* Problem statement
In the records that follow, locate every line with "alert" and extract it.

━━━━━━━━

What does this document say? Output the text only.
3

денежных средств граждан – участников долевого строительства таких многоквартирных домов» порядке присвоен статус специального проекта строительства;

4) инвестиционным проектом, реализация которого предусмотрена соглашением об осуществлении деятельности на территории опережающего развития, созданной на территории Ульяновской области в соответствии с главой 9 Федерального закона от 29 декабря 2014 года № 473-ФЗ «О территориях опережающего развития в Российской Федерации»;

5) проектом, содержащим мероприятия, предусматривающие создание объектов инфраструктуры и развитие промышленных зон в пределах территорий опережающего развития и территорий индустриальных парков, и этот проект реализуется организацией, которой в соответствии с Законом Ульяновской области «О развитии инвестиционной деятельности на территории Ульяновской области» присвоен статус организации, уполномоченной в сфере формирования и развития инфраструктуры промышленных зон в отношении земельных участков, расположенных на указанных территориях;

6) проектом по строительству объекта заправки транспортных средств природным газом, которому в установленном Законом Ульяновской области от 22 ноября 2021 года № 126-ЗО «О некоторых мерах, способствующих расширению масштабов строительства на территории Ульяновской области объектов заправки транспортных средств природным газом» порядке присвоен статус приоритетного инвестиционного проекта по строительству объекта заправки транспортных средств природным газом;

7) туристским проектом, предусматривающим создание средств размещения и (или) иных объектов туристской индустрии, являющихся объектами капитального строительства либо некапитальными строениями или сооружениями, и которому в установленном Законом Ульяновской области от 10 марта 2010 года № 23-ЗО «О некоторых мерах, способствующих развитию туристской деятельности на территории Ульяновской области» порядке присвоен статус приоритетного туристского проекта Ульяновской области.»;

━━━━━━━━

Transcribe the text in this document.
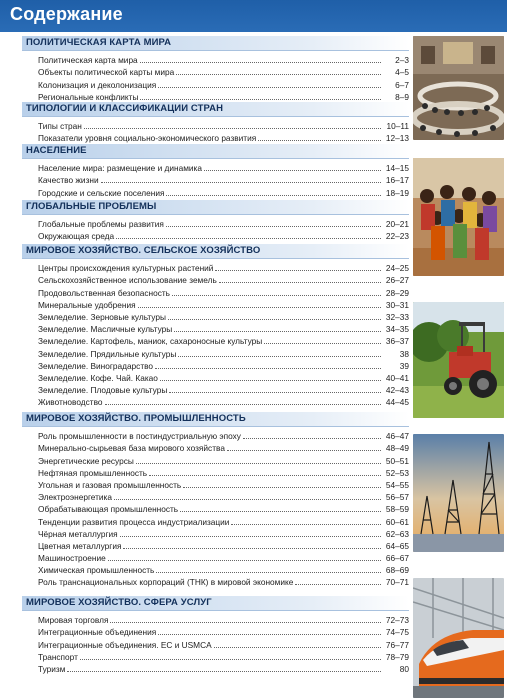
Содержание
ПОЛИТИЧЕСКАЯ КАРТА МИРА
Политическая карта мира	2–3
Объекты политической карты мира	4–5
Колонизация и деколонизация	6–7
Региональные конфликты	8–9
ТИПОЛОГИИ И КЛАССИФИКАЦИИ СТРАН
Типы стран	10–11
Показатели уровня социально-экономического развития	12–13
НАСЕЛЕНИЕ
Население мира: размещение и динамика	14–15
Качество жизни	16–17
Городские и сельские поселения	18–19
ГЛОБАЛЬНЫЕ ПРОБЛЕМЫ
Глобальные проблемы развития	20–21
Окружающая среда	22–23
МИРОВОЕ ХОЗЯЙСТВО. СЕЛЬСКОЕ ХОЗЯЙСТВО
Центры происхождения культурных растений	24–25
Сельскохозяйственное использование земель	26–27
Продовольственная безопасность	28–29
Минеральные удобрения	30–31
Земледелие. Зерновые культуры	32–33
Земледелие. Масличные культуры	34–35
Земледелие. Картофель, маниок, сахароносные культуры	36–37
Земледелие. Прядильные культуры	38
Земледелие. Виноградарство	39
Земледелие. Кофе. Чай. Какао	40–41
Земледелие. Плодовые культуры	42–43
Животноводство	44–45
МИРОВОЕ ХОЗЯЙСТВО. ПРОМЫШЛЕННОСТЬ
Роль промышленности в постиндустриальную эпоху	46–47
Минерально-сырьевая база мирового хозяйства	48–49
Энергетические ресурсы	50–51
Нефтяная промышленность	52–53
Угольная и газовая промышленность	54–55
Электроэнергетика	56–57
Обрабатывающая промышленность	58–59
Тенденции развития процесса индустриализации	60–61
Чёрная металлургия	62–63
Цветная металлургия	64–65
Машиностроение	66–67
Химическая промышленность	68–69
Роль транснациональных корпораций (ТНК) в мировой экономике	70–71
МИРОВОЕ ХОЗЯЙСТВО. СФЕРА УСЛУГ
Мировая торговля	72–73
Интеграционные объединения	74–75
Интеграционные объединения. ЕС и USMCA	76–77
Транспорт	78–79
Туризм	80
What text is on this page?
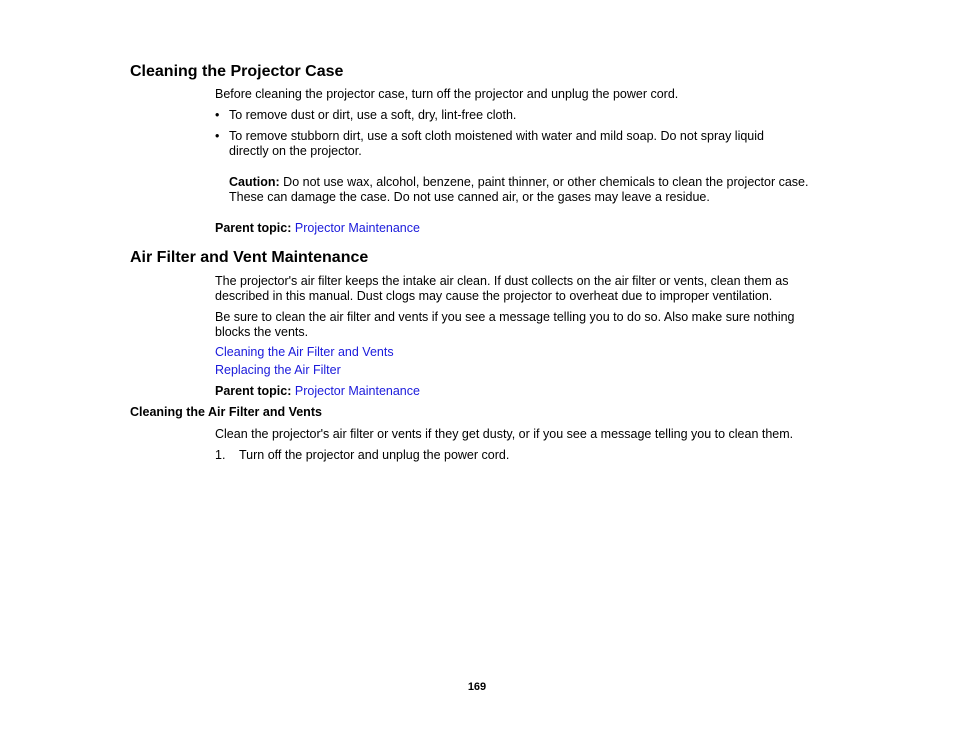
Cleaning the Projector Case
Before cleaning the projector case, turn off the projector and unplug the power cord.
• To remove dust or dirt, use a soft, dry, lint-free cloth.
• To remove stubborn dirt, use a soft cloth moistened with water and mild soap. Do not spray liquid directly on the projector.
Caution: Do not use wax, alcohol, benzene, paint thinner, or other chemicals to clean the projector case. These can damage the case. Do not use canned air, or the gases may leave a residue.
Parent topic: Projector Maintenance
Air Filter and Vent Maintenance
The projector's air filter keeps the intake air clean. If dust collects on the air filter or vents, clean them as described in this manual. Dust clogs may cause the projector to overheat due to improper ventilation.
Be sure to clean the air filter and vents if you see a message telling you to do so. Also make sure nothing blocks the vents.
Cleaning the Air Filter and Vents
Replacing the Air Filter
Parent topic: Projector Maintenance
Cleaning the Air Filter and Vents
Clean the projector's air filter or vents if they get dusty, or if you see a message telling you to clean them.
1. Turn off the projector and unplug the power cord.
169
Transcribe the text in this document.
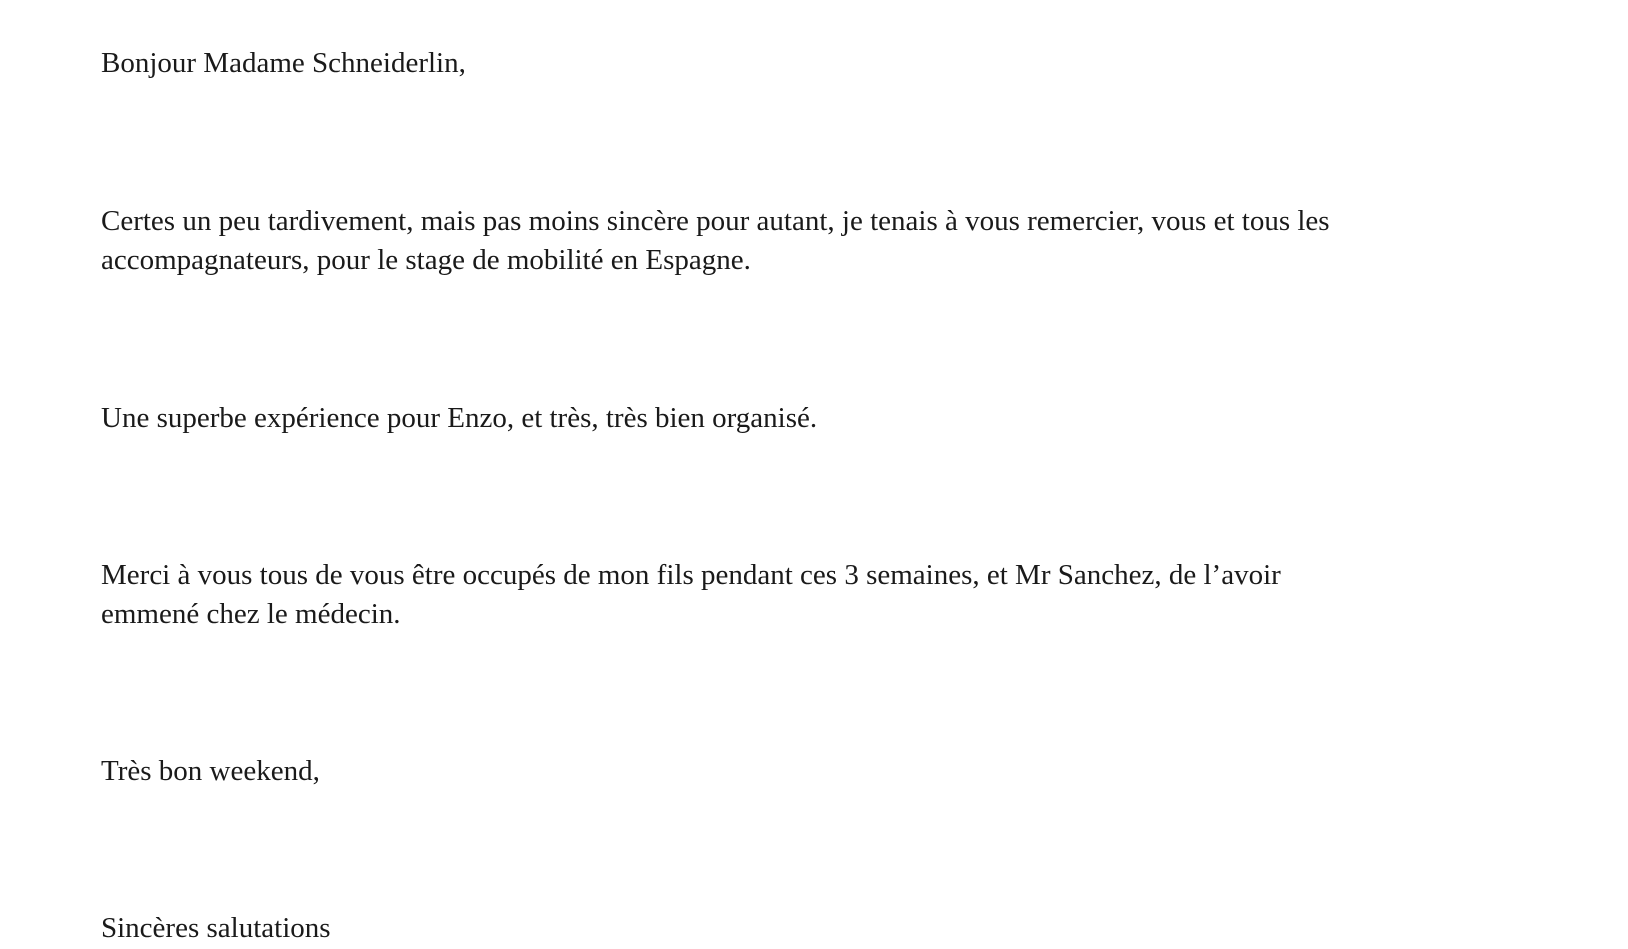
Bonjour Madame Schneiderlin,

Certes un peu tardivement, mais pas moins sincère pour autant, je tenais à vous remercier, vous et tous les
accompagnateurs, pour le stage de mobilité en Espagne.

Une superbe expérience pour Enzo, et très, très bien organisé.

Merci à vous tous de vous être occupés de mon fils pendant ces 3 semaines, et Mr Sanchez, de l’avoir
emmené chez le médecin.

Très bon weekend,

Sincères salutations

━━━━━━━━

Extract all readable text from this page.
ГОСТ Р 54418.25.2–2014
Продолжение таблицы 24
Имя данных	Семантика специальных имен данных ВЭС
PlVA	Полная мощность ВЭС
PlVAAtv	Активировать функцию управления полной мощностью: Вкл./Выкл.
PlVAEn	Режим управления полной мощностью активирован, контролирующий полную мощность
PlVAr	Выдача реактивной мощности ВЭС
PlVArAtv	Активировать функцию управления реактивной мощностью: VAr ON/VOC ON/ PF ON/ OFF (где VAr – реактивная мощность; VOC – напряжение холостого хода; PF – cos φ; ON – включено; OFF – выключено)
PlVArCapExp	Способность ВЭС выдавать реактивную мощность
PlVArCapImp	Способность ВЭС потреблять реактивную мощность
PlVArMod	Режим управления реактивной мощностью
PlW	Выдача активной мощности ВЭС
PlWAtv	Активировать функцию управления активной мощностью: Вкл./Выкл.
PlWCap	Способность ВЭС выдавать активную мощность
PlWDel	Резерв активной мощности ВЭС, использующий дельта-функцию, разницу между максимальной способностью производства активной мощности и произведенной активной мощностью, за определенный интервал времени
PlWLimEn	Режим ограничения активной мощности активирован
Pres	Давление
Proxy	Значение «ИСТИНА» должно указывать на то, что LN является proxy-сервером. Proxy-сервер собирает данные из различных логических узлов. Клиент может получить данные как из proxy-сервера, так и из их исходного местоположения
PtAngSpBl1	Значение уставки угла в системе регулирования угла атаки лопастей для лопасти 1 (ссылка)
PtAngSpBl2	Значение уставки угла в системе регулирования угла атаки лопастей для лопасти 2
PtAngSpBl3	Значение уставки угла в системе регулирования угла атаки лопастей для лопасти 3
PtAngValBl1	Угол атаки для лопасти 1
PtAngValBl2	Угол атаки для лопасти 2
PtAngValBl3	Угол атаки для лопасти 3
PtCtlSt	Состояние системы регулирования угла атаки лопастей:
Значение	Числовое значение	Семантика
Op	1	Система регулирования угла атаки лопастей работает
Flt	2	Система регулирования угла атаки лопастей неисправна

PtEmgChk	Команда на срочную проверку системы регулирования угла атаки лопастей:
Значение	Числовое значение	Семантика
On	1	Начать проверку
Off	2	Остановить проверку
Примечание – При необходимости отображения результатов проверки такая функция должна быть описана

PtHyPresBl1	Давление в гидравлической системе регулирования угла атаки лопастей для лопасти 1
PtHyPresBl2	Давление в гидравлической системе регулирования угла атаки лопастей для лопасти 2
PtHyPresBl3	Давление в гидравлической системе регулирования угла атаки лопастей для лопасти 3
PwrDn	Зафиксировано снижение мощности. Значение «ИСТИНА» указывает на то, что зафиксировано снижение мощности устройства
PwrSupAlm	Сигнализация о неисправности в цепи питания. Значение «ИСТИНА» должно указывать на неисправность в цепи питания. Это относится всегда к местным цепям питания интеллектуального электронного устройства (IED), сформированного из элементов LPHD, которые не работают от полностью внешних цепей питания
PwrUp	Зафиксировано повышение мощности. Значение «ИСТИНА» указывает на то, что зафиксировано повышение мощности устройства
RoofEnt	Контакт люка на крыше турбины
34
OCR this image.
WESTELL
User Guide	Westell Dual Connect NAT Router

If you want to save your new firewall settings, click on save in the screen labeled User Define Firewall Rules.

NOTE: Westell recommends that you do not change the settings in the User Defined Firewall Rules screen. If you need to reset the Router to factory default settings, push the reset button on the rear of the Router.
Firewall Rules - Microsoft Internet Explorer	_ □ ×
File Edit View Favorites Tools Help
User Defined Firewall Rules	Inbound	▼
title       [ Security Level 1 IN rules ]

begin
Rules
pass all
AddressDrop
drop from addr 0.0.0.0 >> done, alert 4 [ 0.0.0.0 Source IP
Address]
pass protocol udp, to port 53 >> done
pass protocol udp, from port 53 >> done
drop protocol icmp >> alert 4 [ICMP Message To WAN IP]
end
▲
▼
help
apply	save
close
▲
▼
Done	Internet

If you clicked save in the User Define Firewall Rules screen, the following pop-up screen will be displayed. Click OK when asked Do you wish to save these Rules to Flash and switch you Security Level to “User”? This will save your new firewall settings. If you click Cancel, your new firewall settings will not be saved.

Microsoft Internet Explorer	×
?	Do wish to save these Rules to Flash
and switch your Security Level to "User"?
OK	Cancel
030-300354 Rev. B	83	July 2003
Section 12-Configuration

━━━━━━━━

* Written answer
drop from addr 0.0.0.0 >> done, alert 4 [ 0.0.0.0 Source IP
drop protocol icmp >> alert 4 [ICMP Message To WAN IP]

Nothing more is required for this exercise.